#### Exercise input:
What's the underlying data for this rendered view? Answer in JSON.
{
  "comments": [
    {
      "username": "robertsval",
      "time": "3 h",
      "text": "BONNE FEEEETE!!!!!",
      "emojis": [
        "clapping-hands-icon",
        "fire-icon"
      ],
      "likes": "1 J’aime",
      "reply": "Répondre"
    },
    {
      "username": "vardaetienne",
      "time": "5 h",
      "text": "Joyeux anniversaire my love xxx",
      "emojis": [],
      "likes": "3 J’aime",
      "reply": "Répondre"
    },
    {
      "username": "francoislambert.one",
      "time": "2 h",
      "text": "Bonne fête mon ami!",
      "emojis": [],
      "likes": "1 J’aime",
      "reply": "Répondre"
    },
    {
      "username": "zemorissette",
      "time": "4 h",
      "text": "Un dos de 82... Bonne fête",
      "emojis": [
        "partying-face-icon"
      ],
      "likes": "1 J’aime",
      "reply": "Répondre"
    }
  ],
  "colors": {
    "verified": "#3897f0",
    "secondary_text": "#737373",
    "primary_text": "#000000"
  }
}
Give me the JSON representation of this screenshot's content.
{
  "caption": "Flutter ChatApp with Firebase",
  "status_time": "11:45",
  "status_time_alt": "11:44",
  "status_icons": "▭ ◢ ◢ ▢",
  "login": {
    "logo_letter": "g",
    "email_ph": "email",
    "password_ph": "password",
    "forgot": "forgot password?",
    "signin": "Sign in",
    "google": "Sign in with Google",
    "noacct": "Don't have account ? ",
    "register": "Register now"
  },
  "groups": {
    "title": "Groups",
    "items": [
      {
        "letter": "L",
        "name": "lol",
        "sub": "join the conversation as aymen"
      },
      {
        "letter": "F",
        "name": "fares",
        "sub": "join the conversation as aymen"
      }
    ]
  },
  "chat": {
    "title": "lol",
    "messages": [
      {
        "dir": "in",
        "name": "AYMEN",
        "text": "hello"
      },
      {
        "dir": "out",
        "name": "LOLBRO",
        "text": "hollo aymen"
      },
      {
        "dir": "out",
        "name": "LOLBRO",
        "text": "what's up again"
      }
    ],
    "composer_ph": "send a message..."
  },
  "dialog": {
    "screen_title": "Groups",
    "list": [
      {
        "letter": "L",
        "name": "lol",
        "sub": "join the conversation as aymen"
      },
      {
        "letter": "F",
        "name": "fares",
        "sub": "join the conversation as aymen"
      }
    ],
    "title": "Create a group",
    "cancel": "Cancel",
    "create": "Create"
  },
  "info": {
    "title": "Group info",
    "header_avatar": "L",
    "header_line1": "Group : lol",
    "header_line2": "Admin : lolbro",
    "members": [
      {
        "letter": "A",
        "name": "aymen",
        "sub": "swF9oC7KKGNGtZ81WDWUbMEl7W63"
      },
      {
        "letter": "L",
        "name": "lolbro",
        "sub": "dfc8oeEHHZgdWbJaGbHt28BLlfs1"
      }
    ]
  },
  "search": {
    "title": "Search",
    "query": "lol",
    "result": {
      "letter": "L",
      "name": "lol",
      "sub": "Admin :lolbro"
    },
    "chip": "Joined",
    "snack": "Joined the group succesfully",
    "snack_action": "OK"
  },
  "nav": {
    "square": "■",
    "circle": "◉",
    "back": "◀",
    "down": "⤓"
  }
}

#### Set task:
Retype every record above exactly as it appears.

#### Complete response:
What's the underlying data for this rendered view? Answer in JSON.
{
  "comments": [
    {
      "username": "robertsval",
      "time": "3 h",
      "text": "BONNE FEEEETE!!!!!",
      "emojis": [
        "clapping-hands-icon",
        "fire-icon"
      ],
      "likes": "1 J’aime",
      "reply": "Répondre"
    },
    {
      "username": "vardaetienne",
      "time": "5 h",
      "text": "Joyeux anniversaire my love xxx",
      "emojis": [],
      "likes": "3 J’aime",
      "reply": "Répondre"
    },
    {
      "username": "francoislambert.one",
      "time": "2 h",
      "text": "Bonne fête mon ami!",
      "emojis": [],
      "likes": "1 J’aime",
      "reply": "Répondre"
    },
    {
      "username": "zemorissette",
      "time": "4 h",
      "text": "Un dos de 82... Bonne fête",
      "emojis": [
        "partying-face-icon"
      ],
      "likes": "1 J’aime",
      "reply": "Répondre"
    }
  ],
  "colors": {
    "verified": "#3897f0",
    "secondary_text": "#737373",
    "primary_text": "#000000"
  }
}
Give me the JSON representation of this screenshot's content.
{
  "caption": "Flutter ChatApp with Firebase",
  "status_time": "11:45",
  "status_time_alt": "11:44",
  "status_icons": "▭ ◢ ◢ ▢",
  "login": {
    "logo_letter": "g",
    "email_ph": "email",
    "password_ph": "password",
    "forgot": "forgot password?",
    "signin": "Sign in",
    "google": "Sign in with Google",
    "noacct": "Don't have account ? ",
    "register": "Register now"
  },
  "groups": {
    "title": "Groups",
    "items": [
      {
        "letter": "L",
        "name": "lol",
        "sub": "join the conversation as aymen"
      },
      {
        "letter": "F",
        "name": "fares",
        "sub": "join the conversation as aymen"
      }
    ]
  },
  "chat": {
    "title": "lol",
    "messages": [
      {
        "dir": "in",
        "name": "AYMEN",
        "text": "hello"
      },
      {
        "dir": "out",
        "name": "LOLBRO",
        "text": "hollo aymen"
      },
      {
        "dir": "out",
        "name": "LOLBRO",
        "text": "what's up again"
      }
    ],
    "composer_ph": "send a message..."
  },
  "dialog": {
    "screen_title": "Groups",
    "list": [
      {
        "letter": "L",
        "name": "lol",
        "sub": "join the conversation as aymen"
      },
      {
        "letter": "F",
        "name": "fares",
        "sub": "join the conversation as aymen"
      }
    ],
    "title": "Create a group",
    "cancel": "Cancel",
    "create": "Create"
  },
  "info": {
    "title": "Group info",
    "header_avatar": "L",
    "header_line1": "Group : lol",
    "header_line2": "Admin : lolbro",
    "members": [
      {
        "letter": "A",
        "name": "aymen",
        "sub": "swF9oC7KKGNGtZ81WDWUbMEl7W63"
      },
      {
        "letter": "L",
        "name": "lolbro",
        "sub": "dfc8oeEHHZgdWbJaGbHt28BLlfs1"
      }
    ]
  },
  "search": {
    "title": "Search",
    "query": "lol",
    "result": {
      "letter": "L",
      "name": "lol",
      "sub": "Admin :lolbro"
    },
    "chip": "Joined",
    "snack": "Joined the group succesfully",
    "snack_action": "OK"
  },
  "nav": {
    "square": "■",
    "circle": "◉",
    "back": "◀",
    "down": "⤓"
  }
}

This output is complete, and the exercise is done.